Task statement :: Reproduce the entries below in full, word for word.

"""

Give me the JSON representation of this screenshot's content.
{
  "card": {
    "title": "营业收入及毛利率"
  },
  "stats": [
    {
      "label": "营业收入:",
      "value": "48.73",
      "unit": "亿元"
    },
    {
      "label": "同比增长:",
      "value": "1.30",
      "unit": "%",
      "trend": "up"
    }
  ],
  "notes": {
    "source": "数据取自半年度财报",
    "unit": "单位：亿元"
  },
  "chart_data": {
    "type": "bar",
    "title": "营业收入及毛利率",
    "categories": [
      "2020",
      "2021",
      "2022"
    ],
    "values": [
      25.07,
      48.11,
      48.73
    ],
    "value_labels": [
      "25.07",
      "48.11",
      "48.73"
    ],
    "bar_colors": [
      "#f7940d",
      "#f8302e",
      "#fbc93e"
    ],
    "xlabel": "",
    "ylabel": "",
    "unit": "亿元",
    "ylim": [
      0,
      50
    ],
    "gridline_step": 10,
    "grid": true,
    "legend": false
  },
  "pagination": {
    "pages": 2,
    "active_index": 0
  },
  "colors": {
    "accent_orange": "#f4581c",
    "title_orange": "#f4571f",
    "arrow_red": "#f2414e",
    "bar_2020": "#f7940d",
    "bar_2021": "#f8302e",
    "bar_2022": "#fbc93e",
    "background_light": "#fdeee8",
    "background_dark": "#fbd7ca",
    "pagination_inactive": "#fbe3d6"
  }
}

"""

Result below ::
Give me the JSON representation of this screenshot's content.
{
  "card": {
    "title": "营业收入及毛利率"
  },
  "stats": [
    {
      "label": "营业收入:",
      "value": "48.73",
      "unit": "亿元"
    },
    {
      "label": "同比增长:",
      "value": "1.30",
      "unit": "%",
      "trend": "up"
    }
  ],
  "notes": {
    "source": "数据取自半年度财报",
    "unit": "单位：亿元"
  },
  "chart_data": {
    "type": "bar",
    "title": "营业收入及毛利率",
    "categories": [
      "2020",
      "2021",
      "2022"
    ],
    "values": [
      25.07,
      48.11,
      48.73
    ],
    "value_labels": [
      "25.07",
      "48.11",
      "48.73"
    ],
    "bar_colors": [
      "#f7940d",
      "#f8302e",
      "#fbc93e"
    ],
    "xlabel": "",
    "ylabel": "",
    "unit": "亿元",
    "ylim": [
      0,
      50
    ],
    "gridline_step": 10,
    "grid": true,
    "legend": false
  },
  "pagination": {
    "pages": 2,
    "active_index": 0
  },
  "colors": {
    "accent_orange": "#f4581c",
    "title_orange": "#f4571f",
    "arrow_red": "#f2414e",
    "bar_2020": "#f7940d",
    "bar_2021": "#f8302e",
    "bar_2022": "#fbc93e",
    "background_light": "#fdeee8",
    "background_dark": "#fbd7ca",
    "pagination_inactive": "#fbe3d6"
  }
}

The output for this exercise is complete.